**Exercise task**
Would you return the complete listing below word for word?

**Provided material**

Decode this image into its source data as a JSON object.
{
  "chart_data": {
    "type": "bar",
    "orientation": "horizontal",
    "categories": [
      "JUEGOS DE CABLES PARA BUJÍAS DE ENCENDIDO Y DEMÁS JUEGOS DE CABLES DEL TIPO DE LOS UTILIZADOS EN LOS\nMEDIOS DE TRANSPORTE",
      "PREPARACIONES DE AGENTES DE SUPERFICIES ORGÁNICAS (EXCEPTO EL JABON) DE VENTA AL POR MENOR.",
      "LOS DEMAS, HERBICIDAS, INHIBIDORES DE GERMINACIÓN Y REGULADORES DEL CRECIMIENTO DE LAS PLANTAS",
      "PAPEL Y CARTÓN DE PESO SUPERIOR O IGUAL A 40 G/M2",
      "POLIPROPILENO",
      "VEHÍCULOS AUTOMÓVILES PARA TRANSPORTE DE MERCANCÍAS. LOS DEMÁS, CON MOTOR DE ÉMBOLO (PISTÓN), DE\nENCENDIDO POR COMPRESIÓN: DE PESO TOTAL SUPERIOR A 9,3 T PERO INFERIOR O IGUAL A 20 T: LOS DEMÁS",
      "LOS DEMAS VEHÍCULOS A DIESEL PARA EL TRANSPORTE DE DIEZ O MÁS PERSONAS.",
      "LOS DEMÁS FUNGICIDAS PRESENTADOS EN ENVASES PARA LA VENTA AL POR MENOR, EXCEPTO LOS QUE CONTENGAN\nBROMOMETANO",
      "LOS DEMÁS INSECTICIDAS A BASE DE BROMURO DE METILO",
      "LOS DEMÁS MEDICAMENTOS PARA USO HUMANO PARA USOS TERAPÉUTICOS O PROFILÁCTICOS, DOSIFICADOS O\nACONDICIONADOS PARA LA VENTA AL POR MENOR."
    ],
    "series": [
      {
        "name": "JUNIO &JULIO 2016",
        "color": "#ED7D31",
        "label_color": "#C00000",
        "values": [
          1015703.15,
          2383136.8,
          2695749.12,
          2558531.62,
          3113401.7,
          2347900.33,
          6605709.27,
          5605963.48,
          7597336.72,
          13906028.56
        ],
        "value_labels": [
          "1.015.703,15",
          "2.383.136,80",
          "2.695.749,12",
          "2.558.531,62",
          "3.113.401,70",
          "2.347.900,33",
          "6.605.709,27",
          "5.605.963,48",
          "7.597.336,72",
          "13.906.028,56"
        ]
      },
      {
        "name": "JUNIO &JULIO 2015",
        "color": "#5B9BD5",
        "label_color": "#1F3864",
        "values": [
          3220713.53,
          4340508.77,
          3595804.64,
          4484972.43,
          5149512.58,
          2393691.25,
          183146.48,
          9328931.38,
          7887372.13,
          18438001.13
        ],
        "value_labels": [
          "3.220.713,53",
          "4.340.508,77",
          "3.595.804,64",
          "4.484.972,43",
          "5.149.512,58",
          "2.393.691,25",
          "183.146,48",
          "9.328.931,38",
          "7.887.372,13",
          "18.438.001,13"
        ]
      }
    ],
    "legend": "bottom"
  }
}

**Result of the task**
Decode this image into its source data as a JSON object.
{
  "chart_data": {
    "type": "bar",
    "orientation": "horizontal",
    "categories": [
      "JUEGOS DE CABLES PARA BUJÍAS DE ENCENDIDO Y DEMÁS JUEGOS DE CABLES DEL TIPO DE LOS UTILIZADOS EN LOS\nMEDIOS DE TRANSPORTE",
      "PREPARACIONES DE AGENTES DE SUPERFICIES ORGÁNICAS (EXCEPTO EL JABON) DE VENTA AL POR MENOR.",
      "LOS DEMAS, HERBICIDAS, INHIBIDORES DE GERMINACIÓN Y REGULADORES DEL CRECIMIENTO DE LAS PLANTAS",
      "PAPEL Y CARTÓN DE PESO SUPERIOR O IGUAL A 40 G/M2",
      "POLIPROPILENO",
      "VEHÍCULOS AUTOMÓVILES PARA TRANSPORTE DE MERCANCÍAS. LOS DEMÁS, CON MOTOR DE ÉMBOLO (PISTÓN), DE\nENCENDIDO POR COMPRESIÓN: DE PESO TOTAL SUPERIOR A 9,3 T PERO INFERIOR O IGUAL A 20 T: LOS DEMÁS",
      "LOS DEMAS VEHÍCULOS A DIESEL PARA EL TRANSPORTE DE DIEZ O MÁS PERSONAS.",
      "LOS DEMÁS FUNGICIDAS PRESENTADOS EN ENVASES PARA LA VENTA AL POR MENOR, EXCEPTO LOS QUE CONTENGAN\nBROMOMETANO",
      "LOS DEMÁS INSECTICIDAS A BASE DE BROMURO DE METILO",
      "LOS DEMÁS MEDICAMENTOS PARA USO HUMANO PARA USOS TERAPÉUTICOS O PROFILÁCTICOS, DOSIFICADOS O\nACONDICIONADOS PARA LA VENTA AL POR MENOR."
    ],
    "series": [
      {
        "name": "JUNIO &JULIO 2016",
        "color": "#ED7D31",
        "label_color": "#C00000",
        "values": [
          1015703.15,
          2383136.8,
          2695749.12,
          2558531.62,
          3113401.7,
          2347900.33,
          6605709.27,
          5605963.48,
          7597336.72,
          13906028.56
        ],
        "value_labels": [
          "1.015.703,15",
          "2.383.136,80",
          "2.695.749,12",
          "2.558.531,62",
          "3.113.401,70",
          "2.347.900,33",
          "6.605.709,27",
          "5.605.963,48",
          "7.597.336,72",
          "13.906.028,56"
        ]
      },
      {
        "name": "JUNIO &JULIO 2015",
        "color": "#5B9BD5",
        "label_color": "#1F3864",
        "values": [
          3220713.53,
          4340508.77,
          3595804.64,
          4484972.43,
          5149512.58,
          2393691.25,
          183146.48,
          9328931.38,
          7887372.13,
          18438001.13
        ],
        "value_labels": [
          "3.220.713,53",
          "4.340.508,77",
          "3.595.804,64",
          "4.484.972,43",
          "5.149.512,58",
          "2.393.691,25",
          "183.146,48",
          "9.328.931,38",
          "7.887.372,13",
          "18.438.001,13"
        ]
      }
    ],
    "legend": "bottom"
  }
}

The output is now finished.